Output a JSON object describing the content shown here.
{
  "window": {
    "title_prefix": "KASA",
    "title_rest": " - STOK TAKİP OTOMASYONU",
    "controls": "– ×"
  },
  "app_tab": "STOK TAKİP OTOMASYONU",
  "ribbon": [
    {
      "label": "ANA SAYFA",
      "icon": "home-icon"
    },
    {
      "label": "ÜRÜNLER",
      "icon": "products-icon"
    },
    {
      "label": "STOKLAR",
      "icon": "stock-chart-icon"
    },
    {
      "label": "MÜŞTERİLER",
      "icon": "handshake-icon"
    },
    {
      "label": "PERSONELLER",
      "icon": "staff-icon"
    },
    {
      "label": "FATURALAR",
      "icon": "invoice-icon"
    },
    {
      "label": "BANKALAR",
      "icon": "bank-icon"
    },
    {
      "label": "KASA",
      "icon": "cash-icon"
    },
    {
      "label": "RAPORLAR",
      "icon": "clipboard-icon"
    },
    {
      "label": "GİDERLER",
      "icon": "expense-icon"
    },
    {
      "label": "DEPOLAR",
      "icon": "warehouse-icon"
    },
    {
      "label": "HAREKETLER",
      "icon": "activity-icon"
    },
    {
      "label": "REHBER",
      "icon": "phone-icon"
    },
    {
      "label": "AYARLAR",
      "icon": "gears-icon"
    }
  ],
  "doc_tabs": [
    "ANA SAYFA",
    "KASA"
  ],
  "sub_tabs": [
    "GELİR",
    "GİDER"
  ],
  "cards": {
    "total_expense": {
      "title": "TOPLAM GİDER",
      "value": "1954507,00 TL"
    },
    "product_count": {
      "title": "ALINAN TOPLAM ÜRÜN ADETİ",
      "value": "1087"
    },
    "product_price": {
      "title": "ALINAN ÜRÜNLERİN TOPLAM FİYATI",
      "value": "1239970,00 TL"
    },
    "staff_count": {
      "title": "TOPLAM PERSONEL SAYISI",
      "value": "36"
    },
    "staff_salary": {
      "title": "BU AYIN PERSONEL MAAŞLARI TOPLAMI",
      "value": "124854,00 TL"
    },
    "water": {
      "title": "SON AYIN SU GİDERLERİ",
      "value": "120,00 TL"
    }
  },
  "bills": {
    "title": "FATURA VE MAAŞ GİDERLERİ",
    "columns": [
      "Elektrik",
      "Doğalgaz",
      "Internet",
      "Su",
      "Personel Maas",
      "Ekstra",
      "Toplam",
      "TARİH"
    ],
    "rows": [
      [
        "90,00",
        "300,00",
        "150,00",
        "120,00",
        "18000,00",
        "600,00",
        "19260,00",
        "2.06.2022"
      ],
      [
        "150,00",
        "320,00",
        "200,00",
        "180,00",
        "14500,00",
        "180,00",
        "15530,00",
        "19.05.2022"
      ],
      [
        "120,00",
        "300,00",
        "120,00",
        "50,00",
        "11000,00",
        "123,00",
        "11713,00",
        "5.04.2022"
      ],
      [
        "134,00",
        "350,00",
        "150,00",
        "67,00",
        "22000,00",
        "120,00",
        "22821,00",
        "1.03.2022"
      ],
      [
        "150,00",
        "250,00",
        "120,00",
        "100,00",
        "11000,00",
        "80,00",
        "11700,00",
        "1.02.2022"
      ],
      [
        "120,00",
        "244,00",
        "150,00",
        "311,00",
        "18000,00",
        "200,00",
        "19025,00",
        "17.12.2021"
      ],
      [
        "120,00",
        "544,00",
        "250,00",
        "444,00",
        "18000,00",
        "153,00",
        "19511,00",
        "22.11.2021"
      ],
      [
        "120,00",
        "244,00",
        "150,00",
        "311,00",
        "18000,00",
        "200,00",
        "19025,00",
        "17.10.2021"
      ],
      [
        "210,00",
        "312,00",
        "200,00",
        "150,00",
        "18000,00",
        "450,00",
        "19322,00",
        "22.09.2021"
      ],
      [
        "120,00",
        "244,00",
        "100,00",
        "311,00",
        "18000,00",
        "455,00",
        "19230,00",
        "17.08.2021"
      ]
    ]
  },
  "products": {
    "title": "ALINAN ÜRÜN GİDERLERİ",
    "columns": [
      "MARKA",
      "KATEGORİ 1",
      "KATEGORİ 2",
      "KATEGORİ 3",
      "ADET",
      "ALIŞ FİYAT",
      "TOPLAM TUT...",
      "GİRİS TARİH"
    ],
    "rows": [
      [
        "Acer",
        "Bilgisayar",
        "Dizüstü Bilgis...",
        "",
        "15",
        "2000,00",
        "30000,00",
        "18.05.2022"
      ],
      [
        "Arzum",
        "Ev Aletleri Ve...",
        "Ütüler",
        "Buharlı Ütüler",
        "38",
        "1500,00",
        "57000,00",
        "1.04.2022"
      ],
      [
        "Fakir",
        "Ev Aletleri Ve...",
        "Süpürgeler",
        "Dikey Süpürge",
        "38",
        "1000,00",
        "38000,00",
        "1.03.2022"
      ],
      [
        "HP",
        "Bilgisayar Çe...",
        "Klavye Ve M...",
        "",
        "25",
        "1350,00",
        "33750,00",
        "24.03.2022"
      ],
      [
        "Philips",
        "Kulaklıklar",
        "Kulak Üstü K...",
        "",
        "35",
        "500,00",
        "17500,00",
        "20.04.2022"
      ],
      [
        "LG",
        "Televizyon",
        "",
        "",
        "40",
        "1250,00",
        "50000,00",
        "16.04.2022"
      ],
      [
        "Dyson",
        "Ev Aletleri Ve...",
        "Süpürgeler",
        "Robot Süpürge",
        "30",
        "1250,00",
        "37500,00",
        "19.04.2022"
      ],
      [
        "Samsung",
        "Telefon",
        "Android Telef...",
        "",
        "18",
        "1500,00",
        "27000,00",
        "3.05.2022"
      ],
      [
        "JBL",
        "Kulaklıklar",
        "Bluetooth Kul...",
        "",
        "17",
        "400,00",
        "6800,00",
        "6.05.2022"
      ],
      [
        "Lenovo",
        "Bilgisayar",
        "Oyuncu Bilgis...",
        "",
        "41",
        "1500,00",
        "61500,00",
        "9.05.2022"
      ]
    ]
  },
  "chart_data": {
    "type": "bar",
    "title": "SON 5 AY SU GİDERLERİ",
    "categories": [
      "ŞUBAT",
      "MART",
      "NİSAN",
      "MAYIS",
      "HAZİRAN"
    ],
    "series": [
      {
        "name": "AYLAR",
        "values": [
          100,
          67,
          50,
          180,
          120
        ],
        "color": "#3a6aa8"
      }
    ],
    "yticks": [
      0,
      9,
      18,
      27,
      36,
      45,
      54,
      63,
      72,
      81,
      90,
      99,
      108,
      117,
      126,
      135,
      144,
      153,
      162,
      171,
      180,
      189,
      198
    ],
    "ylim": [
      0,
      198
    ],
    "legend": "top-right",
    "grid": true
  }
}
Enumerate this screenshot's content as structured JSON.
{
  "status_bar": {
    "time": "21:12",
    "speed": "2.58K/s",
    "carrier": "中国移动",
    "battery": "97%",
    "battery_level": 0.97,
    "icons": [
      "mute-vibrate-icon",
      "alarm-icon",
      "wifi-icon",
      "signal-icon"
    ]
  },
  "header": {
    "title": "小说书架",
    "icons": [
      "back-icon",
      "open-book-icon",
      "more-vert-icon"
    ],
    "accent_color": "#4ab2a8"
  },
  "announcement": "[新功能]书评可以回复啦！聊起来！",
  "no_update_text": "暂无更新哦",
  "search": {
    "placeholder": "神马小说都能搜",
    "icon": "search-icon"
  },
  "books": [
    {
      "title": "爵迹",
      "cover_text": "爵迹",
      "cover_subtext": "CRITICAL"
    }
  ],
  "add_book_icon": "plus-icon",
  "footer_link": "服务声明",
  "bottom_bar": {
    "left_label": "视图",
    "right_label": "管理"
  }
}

__What this task involves__
Extract every record and return it verbatim.

__Exercise solution__
Output a JSON object describing the content shown here.
{
  "window": {
    "title_prefix": "KASA",
    "title_rest": " - STOK TAKİP OTOMASYONU",
    "controls": "– ×"
  },
  "app_tab": "STOK TAKİP OTOMASYONU",
  "ribbon": [
    {
      "label": "ANA SAYFA",
      "icon": "home-icon"
    },
    {
      "label": "ÜRÜNLER",
      "icon": "products-icon"
    },
    {
      "label": "STOKLAR",
      "icon": "stock-chart-icon"
    },
    {
      "label": "MÜŞTERİLER",
      "icon": "handshake-icon"
    },
    {
      "label": "PERSONELLER",
      "icon": "staff-icon"
    },
    {
      "label": "FATURALAR",
      "icon": "invoice-icon"
    },
    {
      "label": "BANKALAR",
      "icon": "bank-icon"
    },
    {
      "label": "KASA",
      "icon": "cash-icon"
    },
    {
      "label": "RAPORLAR",
      "icon": "clipboard-icon"
    },
    {
      "label": "GİDERLER",
      "icon": "expense-icon"
    },
    {
      "label": "DEPOLAR",
      "icon": "warehouse-icon"
    },
    {
      "label": "HAREKETLER",
      "icon": "activity-icon"
    },
    {
      "label": "REHBER",
      "icon": "phone-icon"
    },
    {
      "label": "AYARLAR",
      "icon": "gears-icon"
    }
  ],
  "doc_tabs": [
    "ANA SAYFA",
    "KASA"
  ],
  "sub_tabs": [
    "GELİR",
    "GİDER"
  ],
  "cards": {
    "total_expense": {
      "title": "TOPLAM GİDER",
      "value": "1954507,00 TL"
    },
    "product_count": {
      "title": "ALINAN TOPLAM ÜRÜN ADETİ",
      "value": "1087"
    },
    "product_price": {
      "title": "ALINAN ÜRÜNLERİN TOPLAM FİYATI",
      "value": "1239970,00 TL"
    },
    "staff_count": {
      "title": "TOPLAM PERSONEL SAYISI",
      "value": "36"
    },
    "staff_salary": {
      "title": "BU AYIN PERSONEL MAAŞLARI TOPLAMI",
      "value": "124854,00 TL"
    },
    "water": {
      "title": "SON AYIN SU GİDERLERİ",
      "value": "120,00 TL"
    }
  },
  "bills": {
    "title": "FATURA VE MAAŞ GİDERLERİ",
    "columns": [
      "Elektrik",
      "Doğalgaz",
      "Internet",
      "Su",
      "Personel Maas",
      "Ekstra",
      "Toplam",
      "TARİH"
    ],
    "rows": [
      [
        "90,00",
        "300,00",
        "150,00",
        "120,00",
        "18000,00",
        "600,00",
        "19260,00",
        "2.06.2022"
      ],
      [
        "150,00",
        "320,00",
        "200,00",
        "180,00",
        "14500,00",
        "180,00",
        "15530,00",
        "19.05.2022"
      ],
      [
        "120,00",
        "300,00",
        "120,00",
        "50,00",
        "11000,00",
        "123,00",
        "11713,00",
        "5.04.2022"
      ],
      [
        "134,00",
        "350,00",
        "150,00",
        "67,00",
        "22000,00",
        "120,00",
        "22821,00",
        "1.03.2022"
      ],
      [
        "150,00",
        "250,00",
        "120,00",
        "100,00",
        "11000,00",
        "80,00",
        "11700,00",
        "1.02.2022"
      ],
      [
        "120,00",
        "244,00",
        "150,00",
        "311,00",
        "18000,00",
        "200,00",
        "19025,00",
        "17.12.2021"
      ],
      [
        "120,00",
        "544,00",
        "250,00",
        "444,00",
        "18000,00",
        "153,00",
        "19511,00",
        "22.11.2021"
      ],
      [
        "120,00",
        "244,00",
        "150,00",
        "311,00",
        "18000,00",
        "200,00",
        "19025,00",
        "17.10.2021"
      ],
      [
        "210,00",
        "312,00",
        "200,00",
        "150,00",
        "18000,00",
        "450,00",
        "19322,00",
        "22.09.2021"
      ],
      [
        "120,00",
        "244,00",
        "100,00",
        "311,00",
        "18000,00",
        "455,00",
        "19230,00",
        "17.08.2021"
      ]
    ]
  },
  "products": {
    "title": "ALINAN ÜRÜN GİDERLERİ",
    "columns": [
      "MARKA",
      "KATEGORİ 1",
      "KATEGORİ 2",
      "KATEGORİ 3",
      "ADET",
      "ALIŞ FİYAT",
      "TOPLAM TUT...",
      "GİRİS TARİH"
    ],
    "rows": [
      [
        "Acer",
        "Bilgisayar",
        "Dizüstü Bilgis...",
        "",
        "15",
        "2000,00",
        "30000,00",
        "18.05.2022"
      ],
      [
        "Arzum",
        "Ev Aletleri Ve...",
        "Ütüler",
        "Buharlı Ütüler",
        "38",
        "1500,00",
        "57000,00",
        "1.04.2022"
      ],
      [
        "Fakir",
        "Ev Aletleri Ve...",
        "Süpürgeler",
        "Dikey Süpürge",
        "38",
        "1000,00",
        "38000,00",
        "1.03.2022"
      ],
      [
        "HP",
        "Bilgisayar Çe...",
        "Klavye Ve M...",
        "",
        "25",
        "1350,00",
        "33750,00",
        "24.03.2022"
      ],
      [
        "Philips",
        "Kulaklıklar",
        "Kulak Üstü K...",
        "",
        "35",
        "500,00",
        "17500,00",
        "20.04.2022"
      ],
      [
        "LG",
        "Televizyon",
        "",
        "",
        "40",
        "1250,00",
        "50000,00",
        "16.04.2022"
      ],
      [
        "Dyson",
        "Ev Aletleri Ve...",
        "Süpürgeler",
        "Robot Süpürge",
        "30",
        "1250,00",
        "37500,00",
        "19.04.2022"
      ],
      [
        "Samsung",
        "Telefon",
        "Android Telef...",
        "",
        "18",
        "1500,00",
        "27000,00",
        "3.05.2022"
      ],
      [
        "JBL",
        "Kulaklıklar",
        "Bluetooth Kul...",
        "",
        "17",
        "400,00",
        "6800,00",
        "6.05.2022"
      ],
      [
        "Lenovo",
        "Bilgisayar",
        "Oyuncu Bilgis...",
        "",
        "41",
        "1500,00",
        "61500,00",
        "9.05.2022"
      ]
    ]
  },
  "chart_data": {
    "type": "bar",
    "title": "SON 5 AY SU GİDERLERİ",
    "categories": [
      "ŞUBAT",
      "MART",
      "NİSAN",
      "MAYIS",
      "HAZİRAN"
    ],
    "series": [
      {
        "name": "AYLAR",
        "values": [
          100,
          67,
          50,
          180,
          120
        ],
        "color": "#3a6aa8"
      }
    ],
    "yticks": [
      0,
      9,
      18,
      27,
      36,
      45,
      54,
      63,
      72,
      81,
      90,
      99,
      108,
      117,
      126,
      135,
      144,
      153,
      162,
      171,
      180,
      189,
      198
    ],
    "ylim": [
      0,
      198
    ],
    "legend": "top-right",
    "grid": true
  }
}
Enumerate this screenshot's content as structured JSON.
{
  "status_bar": {
    "time": "21:12",
    "speed": "2.58K/s",
    "carrier": "中国移动",
    "battery": "97%",
    "battery_level": 0.97,
    "icons": [
      "mute-vibrate-icon",
      "alarm-icon",
      "wifi-icon",
      "signal-icon"
    ]
  },
  "header": {
    "title": "小说书架",
    "icons": [
      "back-icon",
      "open-book-icon",
      "more-vert-icon"
    ],
    "accent_color": "#4ab2a8"
  },
  "announcement": "[新功能]书评可以回复啦！聊起来！",
  "no_update_text": "暂无更新哦",
  "search": {
    "placeholder": "神马小说都能搜",
    "icon": "search-icon"
  },
  "books": [
    {
      "title": "爵迹",
      "cover_text": "爵迹",
      "cover_subtext": "CRITICAL"
    }
  ],
  "add_book_icon": "plus-icon",
  "footer_link": "服务声明",
  "bottom_bar": {
    "left_label": "视图",
    "right_label": "管理"
  }
}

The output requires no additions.